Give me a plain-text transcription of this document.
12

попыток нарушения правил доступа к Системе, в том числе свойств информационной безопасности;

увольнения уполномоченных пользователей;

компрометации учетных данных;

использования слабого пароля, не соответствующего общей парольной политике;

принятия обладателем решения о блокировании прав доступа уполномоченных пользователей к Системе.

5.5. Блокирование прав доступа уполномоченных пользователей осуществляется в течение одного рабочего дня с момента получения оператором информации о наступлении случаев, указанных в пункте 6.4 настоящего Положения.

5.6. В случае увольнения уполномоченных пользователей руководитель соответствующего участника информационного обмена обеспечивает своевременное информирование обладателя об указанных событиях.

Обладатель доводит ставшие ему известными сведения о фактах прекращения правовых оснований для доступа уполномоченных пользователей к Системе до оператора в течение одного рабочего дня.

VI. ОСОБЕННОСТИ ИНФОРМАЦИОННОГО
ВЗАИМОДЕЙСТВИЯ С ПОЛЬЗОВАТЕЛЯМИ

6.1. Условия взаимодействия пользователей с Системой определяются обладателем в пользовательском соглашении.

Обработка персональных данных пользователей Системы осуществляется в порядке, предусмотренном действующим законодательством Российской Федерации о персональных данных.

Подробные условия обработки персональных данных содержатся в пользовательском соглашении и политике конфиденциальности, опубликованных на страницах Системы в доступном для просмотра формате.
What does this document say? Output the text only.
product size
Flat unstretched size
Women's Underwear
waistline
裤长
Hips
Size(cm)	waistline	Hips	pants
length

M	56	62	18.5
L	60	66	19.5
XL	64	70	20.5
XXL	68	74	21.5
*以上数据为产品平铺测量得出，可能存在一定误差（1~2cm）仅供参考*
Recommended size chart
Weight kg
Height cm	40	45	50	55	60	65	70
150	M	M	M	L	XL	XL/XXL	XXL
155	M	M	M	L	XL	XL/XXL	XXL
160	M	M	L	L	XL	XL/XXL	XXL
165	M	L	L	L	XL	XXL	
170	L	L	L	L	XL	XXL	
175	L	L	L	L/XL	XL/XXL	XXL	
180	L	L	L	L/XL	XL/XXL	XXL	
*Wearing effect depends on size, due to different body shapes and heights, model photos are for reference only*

########

Which lines of the data above contain "пользовательском"? Copy each one.

CORRECT OUTPUT:
6.1. Условия взаимодействия пользователей с Системой определяются обладателем в пользовательском соглашении.
Подробные условия обработки персональных данных содержатся в пользовательском соглашении и политике конфиденциальности, опубликованных на страницах Системы в доступном для просмотра формате.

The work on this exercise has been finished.